Brief
Locate the word "source" in the entries below, then gather every line that holds it.

··· Rows

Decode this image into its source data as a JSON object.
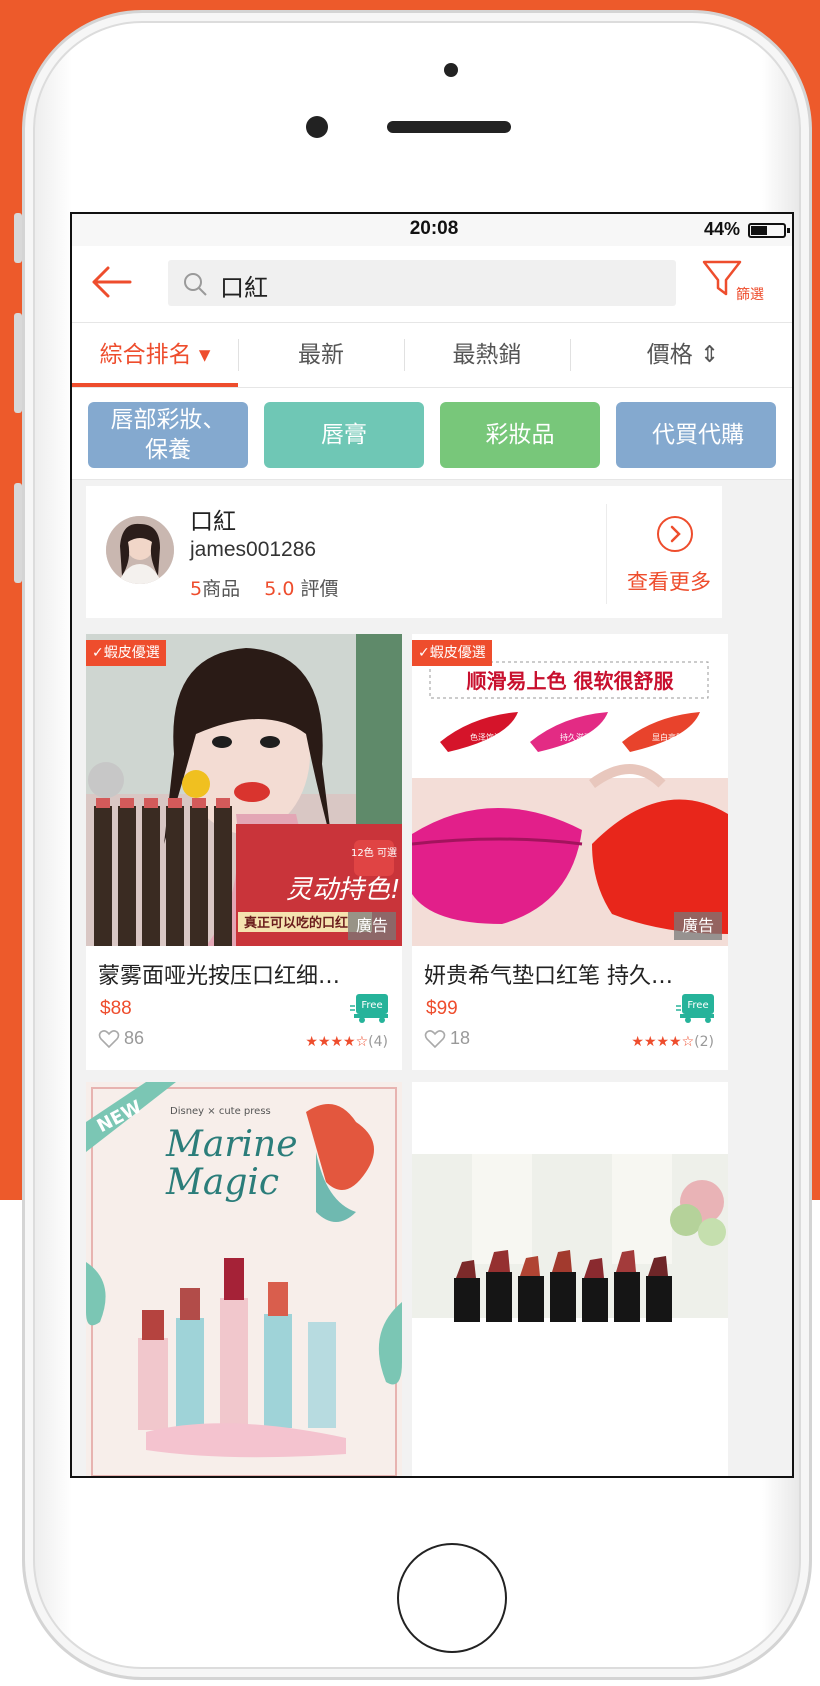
{
  "status_bar": {
    "time": "20:08",
    "battery": "44%"
  },
  "search": {
    "query": "口紅",
    "filter_label": "篩選"
  },
  "sort_tabs": [
    {
      "label": "綜合排名 ▾",
      "active": true
    },
    {
      "label": "最新",
      "active": false
    },
    {
      "label": "最熱銷",
      "active": false
    },
    {
      "label": "價格 ⇕",
      "active": false
    }
  ],
  "chips": [
    {
      "line1": "唇部彩妝、",
      "line2": "保養",
      "color": "#84a9cf"
    },
    {
      "line1": "唇膏",
      "line2": "",
      "color": "#6fc7b5"
    },
    {
      "line1": "彩妝品",
      "line2": "",
      "color": "#78c77a"
    },
    {
      "line1": "代買代購",
      "line2": "",
      "color": "#84a9cf"
    }
  ],
  "shop": {
    "name": "口紅",
    "username": "james001286",
    "products_count": "5",
    "products_label": "商品",
    "rating_value": "5.0",
    "rating_label": "評價",
    "more_label": "查看更多"
  },
  "products": [
    {
      "badge": "✓蝦皮優選",
      "ad": "廣告",
      "title": "蒙雾面哑光按压口红细…",
      "price": "$88",
      "likes": "86",
      "stars": "★★★★☆",
      "rating_count": "(4)",
      "image_texts": {
        "banner": "灵动持色!",
        "sub": "真正可以吃的口红",
        "tag": "12色 可選"
      }
    },
    {
      "badge": "✓蝦皮優選",
      "ad": "廣告",
      "title": "妍贵希气垫口红笔 持久…",
      "price": "$99",
      "likes": "18",
      "stars": "★★★★☆",
      "rating_count": "(2)",
      "image_texts": {
        "headline": "顺滑易上色 很软很舒服",
        "s1": "色泽饱满",
        "s2": "持久滋润",
        "s3": "显白亮肤"
      }
    },
    {
      "image_texts": {
        "new": "NEW",
        "brand": "Disney × cute press",
        "t1": "Marine",
        "t2": "Magic"
      }
    },
    {}
  ],
  "free_label": "Free",
  "colors": {
    "accent": "#ee4d2d",
    "frame_bg": "#ed5a2b"
  }
}
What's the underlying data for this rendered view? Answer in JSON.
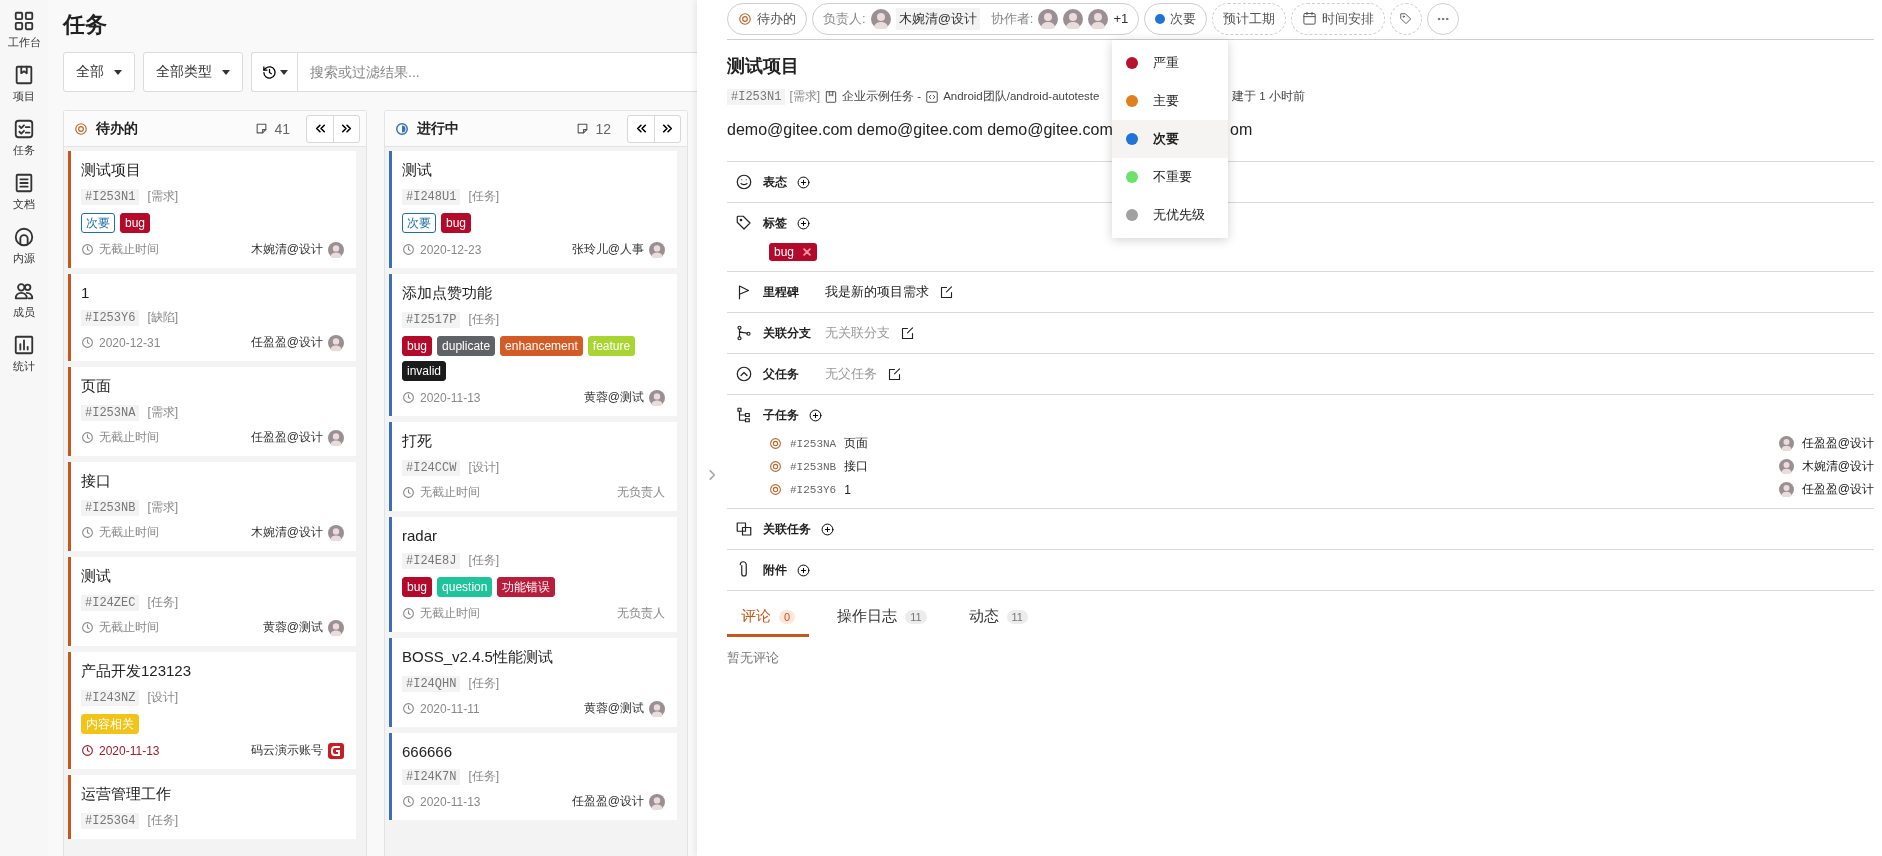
{
  "sidebar": {
    "items": [
      {
        "label": "工作台",
        "kind": "dashboard"
      },
      {
        "label": "项目",
        "kind": "project"
      },
      {
        "label": "任务",
        "kind": "task"
      },
      {
        "label": "文档",
        "kind": "doc"
      },
      {
        "label": "内源",
        "kind": "source"
      },
      {
        "label": "成员",
        "kind": "members"
      },
      {
        "label": "统计",
        "kind": "stats"
      }
    ]
  },
  "kanban": {
    "title": "任务",
    "filters": [
      {
        "label": "全部"
      },
      {
        "label": "全部类型"
      }
    ],
    "search": {
      "placeholder": "搜索或过滤结果..."
    },
    "columns": [
      {
        "name": "待办的",
        "kind": "todo",
        "color": "#c4591d",
        "count": "41",
        "cards": [
          {
            "title": "测试项目",
            "id": "#I253N1",
            "type": "[需求]",
            "tags": [
              {
                "text": "次要",
                "color": "#1f6fa8",
                "kind": "outline"
              },
              {
                "text": "bug",
                "color": "#b3092b",
                "kind": "solid"
              }
            ],
            "due": "无截止时间",
            "overdue": false,
            "assignee": {
              "name": "木婉清@设计",
              "kind": "photo"
            }
          },
          {
            "title": "1",
            "id": "#I253Y6",
            "type": "[缺陷]",
            "due": "2020-12-31",
            "overdue": false,
            "assignee": {
              "name": "任盈盈@设计",
              "kind": "photo"
            }
          },
          {
            "title": "页面",
            "id": "#I253NA",
            "type": "[需求]",
            "due": "无截止时间",
            "overdue": false,
            "assignee": {
              "name": "任盈盈@设计",
              "kind": "photo"
            }
          },
          {
            "title": "接口",
            "id": "#I253NB",
            "type": "[需求]",
            "due": "无截止时间",
            "overdue": false,
            "assignee": {
              "name": "木婉清@设计",
              "kind": "photo"
            }
          },
          {
            "title": "测试",
            "id": "#I24ZEC",
            "type": "[任务]",
            "due": "无截止时间",
            "overdue": false,
            "assignee": {
              "name": "黄蓉@测试",
              "kind": "photo"
            }
          },
          {
            "title": "产品开发123123",
            "id": "#I243NZ",
            "type": "[设计]",
            "tags": [
              {
                "text": "内容相关",
                "color": "#f0c419",
                "kind": "solid"
              }
            ],
            "due": "2020-11-13",
            "overdue": true,
            "assignee": {
              "name": "码云演示账号",
              "kind": "logo"
            }
          },
          {
            "title": "运营管理工作",
            "id": "#I253G4",
            "type": "[任务]"
          }
        ]
      },
      {
        "name": "进行中",
        "kind": "doing",
        "color": "#3a6fb5",
        "count": "12",
        "cards": [
          {
            "title": "测试",
            "id": "#I248U1",
            "type": "[任务]",
            "tags": [
              {
                "text": "次要",
                "color": "#1f6fa8",
                "kind": "outline"
              },
              {
                "text": "bug",
                "color": "#b3092b",
                "kind": "solid"
              }
            ],
            "due": "2020-12-23",
            "overdue": false,
            "assignee": {
              "name": "张玲儿@人事",
              "kind": "photo"
            }
          },
          {
            "title": "添加点赞功能",
            "id": "#I2517P",
            "type": "[任务]",
            "tags": [
              {
                "text": "bug",
                "color": "#b3092b",
                "kind": "solid"
              },
              {
                "text": "duplicate",
                "color": "#5f6368",
                "kind": "solid"
              },
              {
                "text": "enhancement",
                "color": "#d35b26",
                "kind": "solid"
              },
              {
                "text": "feature",
                "color": "#a8d532",
                "kind": "solid"
              },
              {
                "text": "invalid",
                "color": "#1b1b1b",
                "kind": "solid"
              }
            ],
            "due": "2020-11-13",
            "overdue": false,
            "assignee": {
              "name": "黄蓉@测试",
              "kind": "photo"
            }
          },
          {
            "title": "打死",
            "id": "#I24CCW",
            "type": "[设计]",
            "due": "无截止时间",
            "overdue": false,
            "assignee": {
              "name": "无负责人",
              "kind": "none"
            }
          },
          {
            "title": "radar",
            "id": "#I24E8J",
            "type": "[任务]",
            "tags": [
              {
                "text": "bug",
                "color": "#b3092b",
                "kind": "solid"
              },
              {
                "text": "question",
                "color": "#1fc49c",
                "kind": "solid"
              },
              {
                "text": "功能错误",
                "color": "#b81d3c",
                "kind": "solid"
              }
            ],
            "due": "无截止时间",
            "overdue": false,
            "assignee": {
              "name": "无负责人",
              "kind": "none"
            }
          },
          {
            "title": "BOSS_v2.4.5性能测试",
            "id": "#I24QHN",
            "type": "[任务]",
            "due": "2020-11-11",
            "overdue": false,
            "assignee": {
              "name": "黄蓉@测试",
              "kind": "photo"
            }
          },
          {
            "title": "666666",
            "id": "#I24K7N",
            "type": "[任务]",
            "due": "2020-11-13",
            "overdue": false,
            "assignee": {
              "name": "任盈盈@设计",
              "kind": "photo"
            }
          }
        ]
      }
    ]
  },
  "detail": {
    "status": {
      "label": "待办的"
    },
    "owner_label": "负责人:",
    "owner": "木婉清@设计",
    "collab_label": "协作者:",
    "collaborators": [
      {
        "kind": "photo"
      },
      {
        "kind": "photo"
      },
      {
        "kind": "photo"
      }
    ],
    "collab_more": "+1",
    "priority": {
      "label": "次要",
      "color": "#1f74d6"
    },
    "estimate": "预计工期",
    "schedule": "时间安排",
    "title": "测试项目",
    "meta": {
      "id": "#I253N1",
      "type": "[需求]",
      "project": "企业示例任务 -",
      "repo": "Android团队/android-autoteste",
      "created": "建于 1 小时前"
    },
    "description": [
      "demo@gitee.com demo@gitee.com demo@gitee.com",
      "om"
    ],
    "sections": [
      {
        "kind": "reactions",
        "label": "表态",
        "addable": true
      },
      {
        "kind": "labels",
        "label": "标签",
        "addable": true,
        "tags": [
          {
            "text": "bug",
            "color": "#b3092b"
          }
        ]
      },
      {
        "kind": "milestone",
        "label": "里程碑",
        "addable": false,
        "value": "我是新的项目需求",
        "muted": false
      },
      {
        "kind": "branch",
        "label": "关联分支",
        "addable": false,
        "value": "无关联分支",
        "muted": true
      },
      {
        "kind": "parent",
        "label": "父任务",
        "addable": false,
        "value": "无父任务",
        "muted": true
      },
      {
        "kind": "subtasks",
        "label": "子任务",
        "addable": true,
        "items": [
          {
            "id": "#I253NA",
            "title": "页面",
            "assignee": "任盈盈@设计"
          },
          {
            "id": "#I253NB",
            "title": "接口",
            "assignee": "木婉清@设计"
          },
          {
            "id": "#I253Y6",
            "title": "1",
            "assignee": "任盈盈@设计"
          }
        ]
      },
      {
        "kind": "linked",
        "label": "关联任务",
        "addable": true
      },
      {
        "kind": "attachments",
        "label": "附件",
        "addable": true
      }
    ],
    "tabs": [
      {
        "label": "评论",
        "count": "0",
        "selected": true
      },
      {
        "label": "操作日志",
        "count": "11",
        "selected": false
      },
      {
        "label": "动态",
        "count": "11",
        "selected": false
      }
    ],
    "empty_comment": "暂无评论"
  },
  "priority_menu": {
    "options": [
      {
        "label": "严重",
        "color": "#b7122e",
        "selected": false
      },
      {
        "label": "主要",
        "color": "#e07f1f",
        "selected": false
      },
      {
        "label": "次要",
        "color": "#1f74d6",
        "selected": true
      },
      {
        "label": "不重要",
        "color": "#6ce26a",
        "selected": false
      },
      {
        "label": "无优先级",
        "color": "#a0a0a0",
        "selected": false
      }
    ]
  }
}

······

Solution for this problem
Decode this image into its source data as a JSON object.
        "kind": "source"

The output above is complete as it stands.